Exercise description
Transcribe all the data, leaving each word as it is.
··· Data for this exercise ···
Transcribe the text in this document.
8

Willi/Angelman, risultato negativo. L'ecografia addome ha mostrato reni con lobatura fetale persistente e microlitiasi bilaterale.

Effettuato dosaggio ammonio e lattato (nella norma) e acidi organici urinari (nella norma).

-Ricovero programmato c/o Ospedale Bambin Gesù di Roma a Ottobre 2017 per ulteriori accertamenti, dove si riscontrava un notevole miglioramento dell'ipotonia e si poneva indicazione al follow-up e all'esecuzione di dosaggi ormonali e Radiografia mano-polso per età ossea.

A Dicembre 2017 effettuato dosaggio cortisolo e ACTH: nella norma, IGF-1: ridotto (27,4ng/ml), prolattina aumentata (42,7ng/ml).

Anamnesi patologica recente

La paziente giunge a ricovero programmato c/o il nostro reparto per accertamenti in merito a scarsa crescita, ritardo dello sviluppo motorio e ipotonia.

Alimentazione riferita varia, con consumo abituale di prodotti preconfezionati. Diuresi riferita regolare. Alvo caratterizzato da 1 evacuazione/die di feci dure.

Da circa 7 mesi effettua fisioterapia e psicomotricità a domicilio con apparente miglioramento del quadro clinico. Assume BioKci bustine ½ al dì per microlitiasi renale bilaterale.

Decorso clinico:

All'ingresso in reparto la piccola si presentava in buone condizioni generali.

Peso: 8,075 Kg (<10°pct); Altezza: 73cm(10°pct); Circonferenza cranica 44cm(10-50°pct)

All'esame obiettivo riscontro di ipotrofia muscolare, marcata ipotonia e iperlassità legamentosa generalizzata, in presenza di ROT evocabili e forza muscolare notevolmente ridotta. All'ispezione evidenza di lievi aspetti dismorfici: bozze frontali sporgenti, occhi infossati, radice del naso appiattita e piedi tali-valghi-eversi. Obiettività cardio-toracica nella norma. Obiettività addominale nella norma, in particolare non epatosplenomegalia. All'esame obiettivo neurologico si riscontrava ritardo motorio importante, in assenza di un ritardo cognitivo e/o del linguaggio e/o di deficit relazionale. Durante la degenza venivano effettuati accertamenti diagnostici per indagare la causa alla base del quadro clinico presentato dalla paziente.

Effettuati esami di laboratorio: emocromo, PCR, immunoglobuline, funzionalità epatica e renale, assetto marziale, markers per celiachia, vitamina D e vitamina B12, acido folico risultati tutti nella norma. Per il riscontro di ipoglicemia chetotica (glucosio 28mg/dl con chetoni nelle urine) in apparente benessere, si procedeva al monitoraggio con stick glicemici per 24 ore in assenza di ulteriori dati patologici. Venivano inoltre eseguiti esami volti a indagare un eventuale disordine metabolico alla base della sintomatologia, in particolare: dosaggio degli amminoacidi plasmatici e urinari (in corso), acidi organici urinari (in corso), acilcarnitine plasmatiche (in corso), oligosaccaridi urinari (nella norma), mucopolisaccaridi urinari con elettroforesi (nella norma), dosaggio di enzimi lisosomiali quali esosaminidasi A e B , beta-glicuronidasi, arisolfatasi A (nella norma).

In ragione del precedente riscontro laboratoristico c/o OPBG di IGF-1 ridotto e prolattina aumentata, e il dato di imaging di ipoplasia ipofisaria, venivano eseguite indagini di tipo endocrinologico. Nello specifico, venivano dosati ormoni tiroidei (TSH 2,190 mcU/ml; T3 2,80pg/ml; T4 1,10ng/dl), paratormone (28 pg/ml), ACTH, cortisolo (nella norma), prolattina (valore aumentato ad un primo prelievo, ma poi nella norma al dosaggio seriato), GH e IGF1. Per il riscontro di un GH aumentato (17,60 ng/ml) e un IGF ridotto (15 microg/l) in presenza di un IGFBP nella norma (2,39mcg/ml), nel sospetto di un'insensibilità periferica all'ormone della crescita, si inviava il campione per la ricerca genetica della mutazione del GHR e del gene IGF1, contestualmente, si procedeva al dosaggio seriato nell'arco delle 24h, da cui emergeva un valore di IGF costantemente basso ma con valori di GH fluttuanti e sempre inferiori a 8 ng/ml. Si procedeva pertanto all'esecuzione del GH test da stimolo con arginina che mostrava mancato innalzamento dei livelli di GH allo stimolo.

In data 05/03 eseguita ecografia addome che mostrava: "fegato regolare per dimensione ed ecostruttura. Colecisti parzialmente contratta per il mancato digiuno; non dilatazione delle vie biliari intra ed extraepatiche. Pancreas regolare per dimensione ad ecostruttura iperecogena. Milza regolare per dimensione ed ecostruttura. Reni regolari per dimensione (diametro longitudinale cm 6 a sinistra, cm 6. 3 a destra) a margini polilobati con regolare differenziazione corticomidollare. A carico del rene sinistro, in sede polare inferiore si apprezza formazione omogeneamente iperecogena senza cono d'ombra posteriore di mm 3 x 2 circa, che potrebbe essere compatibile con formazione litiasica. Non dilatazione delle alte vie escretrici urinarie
···
Solution for this task
Transcribe the text in this document.
8

Willi/Angelman, risultato negativo. L'ecografia addome ha mostrato reni con lobatura fetale persistente e microlitiasi bilaterale.

Effettuato dosaggio ammonio e lattato (nella norma) e acidi organici urinari (nella norma).

-Ricovero programmato c/o Ospedale Bambin Gesù di Roma a Ottobre 2017 per ulteriori accertamenti, dove si riscontrava un notevole miglioramento dell'ipotonia e si poneva indicazione al follow-up e all'esecuzione di dosaggi ormonali e Radiografia mano-polso per età ossea.

A Dicembre 2017 effettuato dosaggio cortisolo e ACTH: nella norma, IGF-1: ridotto (27,4ng/ml), prolattina aumentata (42,7ng/ml).

Anamnesi patologica recente

La paziente giunge a ricovero programmato c/o il nostro reparto per accertamenti in merito a scarsa crescita, ritardo dello sviluppo motorio e ipotonia.

Alimentazione riferita varia, con consumo abituale di prodotti preconfezionati. Diuresi riferita regolare. Alvo caratterizzato da 1 evacuazione/die di feci dure.

Da circa 7 mesi effettua fisioterapia e psicomotricità a domicilio con apparente miglioramento del quadro clinico. Assume BioKci bustine ½ al dì per microlitiasi renale bilaterale.

Decorso clinico:

All'ingresso in reparto la piccola si presentava in buone condizioni generali.

Peso: 8,075 Kg (<10°pct); Altezza: 73cm(10°pct); Circonferenza cranica 44cm(10-50°pct)

All'esame obiettivo riscontro di ipotrofia muscolare, marcata ipotonia e iperlassità legamentosa generalizzata, in presenza di ROT evocabili e forza muscolare notevolmente ridotta. All'ispezione evidenza di lievi aspetti dismorfici: bozze frontali sporgenti, occhi infossati, radice del naso appiattita e piedi tali-valghi-eversi. Obiettività cardio-toracica nella norma. Obiettività addominale nella norma, in particolare non epatosplenomegalia. All'esame obiettivo neurologico si riscontrava ritardo motorio importante, in assenza di un ritardo cognitivo e/o del linguaggio e/o di deficit relazionale. Durante la degenza venivano effettuati accertamenti diagnostici per indagare la causa alla base del quadro clinico presentato dalla paziente.

Effettuati esami di laboratorio: emocromo, PCR, immunoglobuline, funzionalità epatica e renale, assetto marziale, markers per celiachia, vitamina D e vitamina B12, acido folico risultati tutti nella norma. Per il riscontro di ipoglicemia chetotica (glucosio 28mg/dl con chetoni nelle urine) in apparente benessere, si procedeva al monitoraggio con stick glicemici per 24 ore in assenza di ulteriori dati patologici. Venivano inoltre eseguiti esami volti a indagare un eventuale disordine metabolico alla base della sintomatologia, in particolare: dosaggio degli amminoacidi plasmatici e urinari (in corso), acidi organici urinari (in corso), acilcarnitine plasmatiche (in corso), oligosaccaridi urinari (nella norma), mucopolisaccaridi urinari con elettroforesi (nella norma), dosaggio di enzimi lisosomiali quali esosaminidasi A e B , beta-glicuronidasi, arisolfatasi A (nella norma).

In ragione del precedente riscontro laboratoristico c/o OPBG di IGF-1 ridotto e prolattina aumentata, e il dato di imaging di ipoplasia ipofisaria, venivano eseguite indagini di tipo endocrinologico. Nello specifico, venivano dosati ormoni tiroidei (TSH 2,190 mcU/ml; T3 2,80pg/ml; T4 1,10ng/dl), paratormone (28 pg/ml), ACTH, cortisolo (nella norma), prolattina (valore aumentato ad un primo prelievo, ma poi nella norma al dosaggio seriato), GH e IGF1. Per il riscontro di un GH aumentato (17,60 ng/ml) e un IGF ridotto (15 microg/l) in presenza di un IGFBP nella norma (2,39mcg/ml), nel sospetto di un'insensibilità periferica all'ormone della crescita, si inviava il campione per la ricerca genetica della mutazione del GHR e del gene IGF1, contestualmente, si procedeva al dosaggio seriato nell'arco delle 24h, da cui emergeva un valore di IGF costantemente basso ma con valori di GH fluttuanti e sempre inferiori a 8 ng/ml. Si procedeva pertanto all'esecuzione del GH test da stimolo con arginina che mostrava mancato innalzamento dei livelli di GH allo stimolo.

In data 05/03 eseguita ecografia addome che mostrava: "fegato regolare per dimensione ed ecostruttura. Colecisti parzialmente contratta per il mancato digiuno; non dilatazione delle vie biliari intra ed extraepatiche. Pancreas regolare per dimensione ad ecostruttura iperecogena. Milza regolare per dimensione ed ecostruttura. Reni regolari per dimensione (diametro longitudinale cm 6 a sinistra, cm 6. 3 a destra) a margini polilobati con regolare differenziazione corticomidollare. A carico del rene sinistro, in sede polare inferiore si apprezza formazione omogeneamente iperecogena senza cono d'ombra posteriore di mm 3 x 2 circa, che potrebbe essere compatibile con formazione litiasica. Non dilatazione delle alte vie escretrici urinarie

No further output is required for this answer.